__Task__: Quote every line of the material beneath this one.

— START OF Material provided —

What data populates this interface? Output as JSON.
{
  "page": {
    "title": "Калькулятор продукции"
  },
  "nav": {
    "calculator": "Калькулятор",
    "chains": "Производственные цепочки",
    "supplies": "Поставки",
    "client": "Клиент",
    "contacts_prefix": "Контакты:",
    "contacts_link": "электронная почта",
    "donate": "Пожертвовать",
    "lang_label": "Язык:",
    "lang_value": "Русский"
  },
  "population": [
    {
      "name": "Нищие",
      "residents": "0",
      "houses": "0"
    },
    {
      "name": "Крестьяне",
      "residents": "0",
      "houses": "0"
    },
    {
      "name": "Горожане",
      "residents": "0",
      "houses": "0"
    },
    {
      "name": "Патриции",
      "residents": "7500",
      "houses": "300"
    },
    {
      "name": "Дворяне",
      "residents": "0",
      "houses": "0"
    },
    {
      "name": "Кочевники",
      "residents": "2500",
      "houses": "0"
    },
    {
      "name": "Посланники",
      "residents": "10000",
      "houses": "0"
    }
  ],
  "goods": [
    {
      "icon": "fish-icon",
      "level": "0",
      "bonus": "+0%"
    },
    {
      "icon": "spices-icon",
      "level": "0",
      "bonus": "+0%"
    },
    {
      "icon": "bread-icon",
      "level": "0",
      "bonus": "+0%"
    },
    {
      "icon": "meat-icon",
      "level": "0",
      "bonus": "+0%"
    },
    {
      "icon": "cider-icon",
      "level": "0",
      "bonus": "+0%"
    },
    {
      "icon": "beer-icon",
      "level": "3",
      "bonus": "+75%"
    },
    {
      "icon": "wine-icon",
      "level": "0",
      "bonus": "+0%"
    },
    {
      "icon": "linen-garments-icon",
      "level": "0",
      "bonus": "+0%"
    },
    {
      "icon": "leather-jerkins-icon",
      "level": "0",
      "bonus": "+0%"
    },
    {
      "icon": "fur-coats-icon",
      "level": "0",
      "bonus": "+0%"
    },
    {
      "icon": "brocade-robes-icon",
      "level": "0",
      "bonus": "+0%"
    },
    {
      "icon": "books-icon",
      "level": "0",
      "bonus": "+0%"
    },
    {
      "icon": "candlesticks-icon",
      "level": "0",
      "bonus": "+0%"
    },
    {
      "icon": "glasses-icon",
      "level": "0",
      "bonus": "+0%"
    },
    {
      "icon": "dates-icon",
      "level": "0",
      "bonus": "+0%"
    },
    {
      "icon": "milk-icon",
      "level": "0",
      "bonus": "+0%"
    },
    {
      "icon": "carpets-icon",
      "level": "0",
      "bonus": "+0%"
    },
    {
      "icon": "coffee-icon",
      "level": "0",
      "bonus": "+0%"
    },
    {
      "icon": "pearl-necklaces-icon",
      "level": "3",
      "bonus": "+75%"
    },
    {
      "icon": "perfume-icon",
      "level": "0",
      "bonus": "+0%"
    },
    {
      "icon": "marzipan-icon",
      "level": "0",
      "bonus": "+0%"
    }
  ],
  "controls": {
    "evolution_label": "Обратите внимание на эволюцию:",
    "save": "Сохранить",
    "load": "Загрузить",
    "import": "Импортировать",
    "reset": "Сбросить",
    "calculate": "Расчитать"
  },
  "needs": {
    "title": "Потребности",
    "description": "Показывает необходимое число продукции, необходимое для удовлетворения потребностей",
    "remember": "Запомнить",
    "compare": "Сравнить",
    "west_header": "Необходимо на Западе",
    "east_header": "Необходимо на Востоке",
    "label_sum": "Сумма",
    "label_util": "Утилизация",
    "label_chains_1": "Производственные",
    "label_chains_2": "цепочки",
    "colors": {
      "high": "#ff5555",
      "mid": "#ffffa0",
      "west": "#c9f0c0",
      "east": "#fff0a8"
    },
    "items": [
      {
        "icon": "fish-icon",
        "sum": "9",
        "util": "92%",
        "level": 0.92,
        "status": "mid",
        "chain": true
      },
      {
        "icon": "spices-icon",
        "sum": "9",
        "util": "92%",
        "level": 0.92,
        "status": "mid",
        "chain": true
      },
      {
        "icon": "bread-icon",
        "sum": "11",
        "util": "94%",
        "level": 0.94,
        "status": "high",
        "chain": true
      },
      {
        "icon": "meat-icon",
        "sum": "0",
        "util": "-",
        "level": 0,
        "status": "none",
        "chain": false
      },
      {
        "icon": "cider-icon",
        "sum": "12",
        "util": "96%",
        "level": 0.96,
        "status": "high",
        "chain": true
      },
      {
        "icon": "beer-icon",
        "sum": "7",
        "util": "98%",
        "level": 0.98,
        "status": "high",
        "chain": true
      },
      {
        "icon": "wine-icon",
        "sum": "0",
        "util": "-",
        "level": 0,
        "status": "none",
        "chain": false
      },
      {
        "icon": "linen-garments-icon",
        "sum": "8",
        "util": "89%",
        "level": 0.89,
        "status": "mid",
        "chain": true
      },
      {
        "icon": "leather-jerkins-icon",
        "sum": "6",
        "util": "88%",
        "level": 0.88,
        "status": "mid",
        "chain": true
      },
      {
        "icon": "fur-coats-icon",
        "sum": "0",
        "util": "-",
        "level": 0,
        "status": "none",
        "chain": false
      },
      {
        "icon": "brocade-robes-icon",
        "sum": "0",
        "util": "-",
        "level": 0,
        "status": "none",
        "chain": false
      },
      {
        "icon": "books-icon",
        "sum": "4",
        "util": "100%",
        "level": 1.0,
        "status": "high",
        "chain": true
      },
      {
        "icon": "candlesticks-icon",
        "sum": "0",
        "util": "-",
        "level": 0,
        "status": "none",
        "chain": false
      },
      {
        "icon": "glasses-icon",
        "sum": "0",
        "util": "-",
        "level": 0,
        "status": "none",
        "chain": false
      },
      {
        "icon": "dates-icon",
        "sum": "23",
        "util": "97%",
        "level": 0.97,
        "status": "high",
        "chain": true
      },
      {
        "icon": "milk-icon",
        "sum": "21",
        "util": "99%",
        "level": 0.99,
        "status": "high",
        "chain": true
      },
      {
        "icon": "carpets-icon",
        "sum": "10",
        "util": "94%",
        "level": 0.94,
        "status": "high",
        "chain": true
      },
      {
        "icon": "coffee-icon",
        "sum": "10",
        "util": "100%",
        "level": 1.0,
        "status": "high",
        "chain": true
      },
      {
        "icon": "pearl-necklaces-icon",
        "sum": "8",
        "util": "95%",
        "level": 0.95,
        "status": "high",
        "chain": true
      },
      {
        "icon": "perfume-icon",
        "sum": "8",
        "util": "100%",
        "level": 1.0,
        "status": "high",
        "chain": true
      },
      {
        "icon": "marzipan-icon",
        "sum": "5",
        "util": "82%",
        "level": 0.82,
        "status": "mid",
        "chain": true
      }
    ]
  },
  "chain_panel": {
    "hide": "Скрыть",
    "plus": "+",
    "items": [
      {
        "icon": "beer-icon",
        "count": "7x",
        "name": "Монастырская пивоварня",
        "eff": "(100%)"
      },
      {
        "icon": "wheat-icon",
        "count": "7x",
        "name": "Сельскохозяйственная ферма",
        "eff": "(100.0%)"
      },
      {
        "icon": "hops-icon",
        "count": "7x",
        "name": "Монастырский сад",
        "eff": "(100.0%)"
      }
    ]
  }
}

— END OF Material provided —

__Answer to this exercise__:
What data populates this interface? Output as JSON.
{
  "page": {
    "title": "Калькулятор продукции"
  },
  "nav": {
    "calculator": "Калькулятор",
    "chains": "Производственные цепочки",
    "supplies": "Поставки",
    "client": "Клиент",
    "contacts_prefix": "Контакты:",
    "contacts_link": "электронная почта",
    "donate": "Пожертвовать",
    "lang_label": "Язык:",
    "lang_value": "Русский"
  },
  "population": [
    {
      "name": "Нищие",
      "residents": "0",
      "houses": "0"
    },
    {
      "name": "Крестьяне",
      "residents": "0",
      "houses": "0"
    },
    {
      "name": "Горожане",
      "residents": "0",
      "houses": "0"
    },
    {
      "name": "Патриции",
      "residents": "7500",
      "houses": "300"
    },
    {
      "name": "Дворяне",
      "residents": "0",
      "houses": "0"
    },
    {
      "name": "Кочевники",
      "residents": "2500",
      "houses": "0"
    },
    {
      "name": "Посланники",
      "residents": "10000",
      "houses": "0"
    }
  ],
  "goods": [
    {
      "icon": "fish-icon",
      "level": "0",
      "bonus": "+0%"
    },
    {
      "icon": "spices-icon",
      "level": "0",
      "bonus": "+0%"
    },
    {
      "icon": "bread-icon",
      "level": "0",
      "bonus": "+0%"
    },
    {
      "icon": "meat-icon",
      "level": "0",
      "bonus": "+0%"
    },
    {
      "icon": "cider-icon",
      "level": "0",
      "bonus": "+0%"
    },
    {
      "icon": "beer-icon",
      "level": "3",
      "bonus": "+75%"
    },
    {
      "icon": "wine-icon",
      "level": "0",
      "bonus": "+0%"
    },
    {
      "icon": "linen-garments-icon",
      "level": "0",
      "bonus": "+0%"
    },
    {
      "icon": "leather-jerkins-icon",
      "level": "0",
      "bonus": "+0%"
    },
    {
      "icon": "fur-coats-icon",
      "level": "0",
      "bonus": "+0%"
    },
    {
      "icon": "brocade-robes-icon",
      "level": "0",
      "bonus": "+0%"
    },
    {
      "icon": "books-icon",
      "level": "0",
      "bonus": "+0%"
    },
    {
      "icon": "candlesticks-icon",
      "level": "0",
      "bonus": "+0%"
    },
    {
      "icon": "glasses-icon",
      "level": "0",
      "bonus": "+0%"
    },
    {
      "icon": "dates-icon",
      "level": "0",
      "bonus": "+0%"
    },
    {
      "icon": "milk-icon",
      "level": "0",
      "bonus": "+0%"
    },
    {
      "icon": "carpets-icon",
      "level": "0",
      "bonus": "+0%"
    },
    {
      "icon": "coffee-icon",
      "level": "0",
      "bonus": "+0%"
    },
    {
      "icon": "pearl-necklaces-icon",
      "level": "3",
      "bonus": "+75%"
    },
    {
      "icon": "perfume-icon",
      "level": "0",
      "bonus": "+0%"
    },
    {
      "icon": "marzipan-icon",
      "level": "0",
      "bonus": "+0%"
    }
  ],
  "controls": {
    "evolution_label": "Обратите внимание на эволюцию:",
    "save": "Сохранить",
    "load": "Загрузить",
    "import": "Импортировать",
    "reset": "Сбросить",
    "calculate": "Расчитать"
  },
  "needs": {
    "title": "Потребности",
    "description": "Показывает необходимое число продукции, необходимое для удовлетворения потребностей",
    "remember": "Запомнить",
    "compare": "Сравнить",
    "west_header": "Необходимо на Западе",
    "east_header": "Необходимо на Востоке",
    "label_sum": "Сумма",
    "label_util": "Утилизация",
    "label_chains_1": "Производственные",
    "label_chains_2": "цепочки",
    "colors": {
      "high": "#ff5555",
      "mid": "#ffffa0",
      "west": "#c9f0c0",
      "east": "#fff0a8"
    },
    "items": [
      {
        "icon": "fish-icon",
        "sum": "9",
        "util": "92%",
        "level": 0.92,
        "status": "mid",
        "chain": true
      },
      {
        "icon": "spices-icon",
        "sum": "9",
        "util": "92%",
        "level": 0.92,
        "status": "mid",
        "chain": true
      },
      {
        "icon": "bread-icon",
        "sum": "11",
        "util": "94%",
        "level": 0.94,
        "status": "high",
        "chain": true
      },
      {
        "icon": "meat-icon",
        "sum": "0",
        "util": "-",
        "level": 0,
        "status": "none",
        "chain": false
      },
      {
        "icon": "cider-icon",
        "sum": "12",
        "util": "96%",
        "level": 0.96,
        "status": "high",
        "chain": true
      },
      {
        "icon": "beer-icon",
        "sum": "7",
        "util": "98%",
        "level": 0.98,
        "status": "high",
        "chain": true
      },
      {
        "icon": "wine-icon",
        "sum": "0",
        "util": "-",
        "level": 0,
        "status": "none",
        "chain": false
      },
      {
        "icon": "linen-garments-icon",
        "sum": "8",
        "util": "89%",
        "level": 0.89,
        "status": "mid",
        "chain": true
      },
      {
        "icon": "leather-jerkins-icon",
        "sum": "6",
        "util": "88%",
        "level": 0.88,
        "status": "mid",
        "chain": true
      },
      {
        "icon": "fur-coats-icon",
        "sum": "0",
        "util": "-",
        "level": 0,
        "status": "none",
        "chain": false
      },
      {
        "icon": "brocade-robes-icon",
        "sum": "0",
        "util": "-",
        "level": 0,
        "status": "none",
        "chain": false
      },
      {
        "icon": "books-icon",
        "sum": "4",
        "util": "100%",
        "level": 1.0,
        "status": "high",
        "chain": true
      },
      {
        "icon": "candlesticks-icon",
        "sum": "0",
        "util": "-",
        "level": 0,
        "status": "none",
        "chain": false
      },
      {
        "icon": "glasses-icon",
        "sum": "0",
        "util": "-",
        "level": 0,
        "status": "none",
        "chain": false
      },
      {
        "icon": "dates-icon",
        "sum": "23",
        "util": "97%",
        "level": 0.97,
        "status": "high",
        "chain": true
      },
      {
        "icon": "milk-icon",
        "sum": "21",
        "util": "99%",
        "level": 0.99,
        "status": "high",
        "chain": true
      },
      {
        "icon": "carpets-icon",
        "sum": "10",
        "util": "94%",
        "level": 0.94,
        "status": "high",
        "chain": true
      },
      {
        "icon": "coffee-icon",
        "sum": "10",
        "util": "100%",
        "level": 1.0,
        "status": "high",
        "chain": true
      },
      {
        "icon": "pearl-necklaces-icon",
        "sum": "8",
        "util": "95%",
        "level": 0.95,
        "status": "high",
        "chain": true
      },
      {
        "icon": "perfume-icon",
        "sum": "8",
        "util": "100%",
        "level": 1.0,
        "status": "high",
        "chain": true
      },
      {
        "icon": "marzipan-icon",
        "sum": "5",
        "util": "82%",
        "level": 0.82,
        "status": "mid",
        "chain": true
      }
    ]
  },
  "chain_panel": {
    "hide": "Скрыть",
    "plus": "+",
    "items": [
      {
        "icon": "beer-icon",
        "count": "7x",
        "name": "Монастырская пивоварня",
        "eff": "(100%)"
      },
      {
        "icon": "wheat-icon",
        "count": "7x",
        "name": "Сельскохозяйственная ферма",
        "eff": "(100.0%)"
      },
      {
        "icon": "hops-icon",
        "count": "7x",
        "name": "Монастырский сад",
        "eff": "(100.0%)"
      }
    ]
  }
}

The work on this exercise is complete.